■ What this task involves ■
Extract the data exactly, missing nothing.

(Records excerpted from a collection)
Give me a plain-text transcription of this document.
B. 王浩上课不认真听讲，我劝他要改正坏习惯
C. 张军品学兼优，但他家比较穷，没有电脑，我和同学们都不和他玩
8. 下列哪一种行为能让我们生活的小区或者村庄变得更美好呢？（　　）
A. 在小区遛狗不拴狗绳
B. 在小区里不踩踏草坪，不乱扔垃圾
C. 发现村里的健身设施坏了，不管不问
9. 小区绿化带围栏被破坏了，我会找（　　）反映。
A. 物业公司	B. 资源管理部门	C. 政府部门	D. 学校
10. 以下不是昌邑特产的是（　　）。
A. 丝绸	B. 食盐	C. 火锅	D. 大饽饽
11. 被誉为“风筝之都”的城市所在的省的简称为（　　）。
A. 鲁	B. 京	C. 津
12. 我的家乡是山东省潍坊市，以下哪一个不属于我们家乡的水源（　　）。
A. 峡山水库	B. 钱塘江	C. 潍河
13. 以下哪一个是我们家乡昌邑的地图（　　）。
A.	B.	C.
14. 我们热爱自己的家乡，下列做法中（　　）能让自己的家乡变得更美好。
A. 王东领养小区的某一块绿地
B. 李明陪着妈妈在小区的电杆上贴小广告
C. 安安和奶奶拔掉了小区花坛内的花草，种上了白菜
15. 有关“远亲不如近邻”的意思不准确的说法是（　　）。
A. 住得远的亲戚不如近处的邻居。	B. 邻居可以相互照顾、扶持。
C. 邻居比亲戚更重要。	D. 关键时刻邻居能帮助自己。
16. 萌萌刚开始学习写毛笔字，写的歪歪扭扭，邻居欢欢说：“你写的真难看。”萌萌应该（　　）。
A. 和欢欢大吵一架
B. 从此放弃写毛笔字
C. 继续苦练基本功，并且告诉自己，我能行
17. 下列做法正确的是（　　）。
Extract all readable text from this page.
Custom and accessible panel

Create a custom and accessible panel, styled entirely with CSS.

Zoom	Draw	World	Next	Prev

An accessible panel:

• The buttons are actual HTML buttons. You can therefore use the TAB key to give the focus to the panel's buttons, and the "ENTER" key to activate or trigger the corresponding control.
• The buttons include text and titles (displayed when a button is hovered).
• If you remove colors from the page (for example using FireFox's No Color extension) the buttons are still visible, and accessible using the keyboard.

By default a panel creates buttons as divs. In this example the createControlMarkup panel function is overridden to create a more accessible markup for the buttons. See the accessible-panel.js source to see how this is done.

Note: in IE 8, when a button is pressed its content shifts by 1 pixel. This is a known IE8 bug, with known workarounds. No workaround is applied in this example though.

■ Complete output ■
Give me a plain-text transcription of this document.
B. 王浩上课不认真听讲，我劝他要改正坏习惯
C. 张军品学兼优，但他家比较穷，没有电脑，我和同学们都不和他玩
8. 下列哪一种行为能让我们生活的小区或者村庄变得更美好呢？（　　）
A. 在小区遛狗不拴狗绳
B. 在小区里不踩踏草坪，不乱扔垃圾
C. 发现村里的健身设施坏了，不管不问
9. 小区绿化带围栏被破坏了，我会找（　　）反映。
A. 物业公司	B. 资源管理部门	C. 政府部门	D. 学校
10. 以下不是昌邑特产的是（　　）。
A. 丝绸	B. 食盐	C. 火锅	D. 大饽饽
11. 被誉为“风筝之都”的城市所在的省的简称为（　　）。
A. 鲁	B. 京	C. 津
12. 我的家乡是山东省潍坊市，以下哪一个不属于我们家乡的水源（　　）。
A. 峡山水库	B. 钱塘江	C. 潍河
13. 以下哪一个是我们家乡昌邑的地图（　　）。
A.	B.	C.
14. 我们热爱自己的家乡，下列做法中（　　）能让自己的家乡变得更美好。
A. 王东领养小区的某一块绿地
B. 李明陪着妈妈在小区的电杆上贴小广告
C. 安安和奶奶拔掉了小区花坛内的花草，种上了白菜
15. 有关“远亲不如近邻”的意思不准确的说法是（　　）。
A. 住得远的亲戚不如近处的邻居。	B. 邻居可以相互照顾、扶持。
C. 邻居比亲戚更重要。	D. 关键时刻邻居能帮助自己。
16. 萌萌刚开始学习写毛笔字，写的歪歪扭扭，邻居欢欢说：“你写的真难看。”萌萌应该（　　）。
A. 和欢欢大吵一架
B. 从此放弃写毛笔字
C. 继续苦练基本功，并且告诉自己，我能行
17. 下列做法正确的是（　　）。
Extract all readable text from this page.
Custom and accessible panel

Create a custom and accessible panel, styled entirely with CSS.

Zoom	Draw	World	Next	Prev

An accessible panel:

• The buttons are actual HTML buttons. You can therefore use the TAB key to give the focus to the panel's buttons, and the "ENTER" key to activate or trigger the corresponding control.
• The buttons include text and titles (displayed when a button is hovered).
• If you remove colors from the page (for example using FireFox's No Color extension) the buttons are still visible, and accessible using the keyboard.

By default a panel creates buttons as divs. In this example the createControlMarkup panel function is overridden to create a more accessible markup for the buttons. See the accessible-panel.js source to see how this is done.

Note: in IE 8, when a button is pressed its content shifts by 1 pixel. This is a known IE8 bug, with known workarounds. No workaround is applied in this example though.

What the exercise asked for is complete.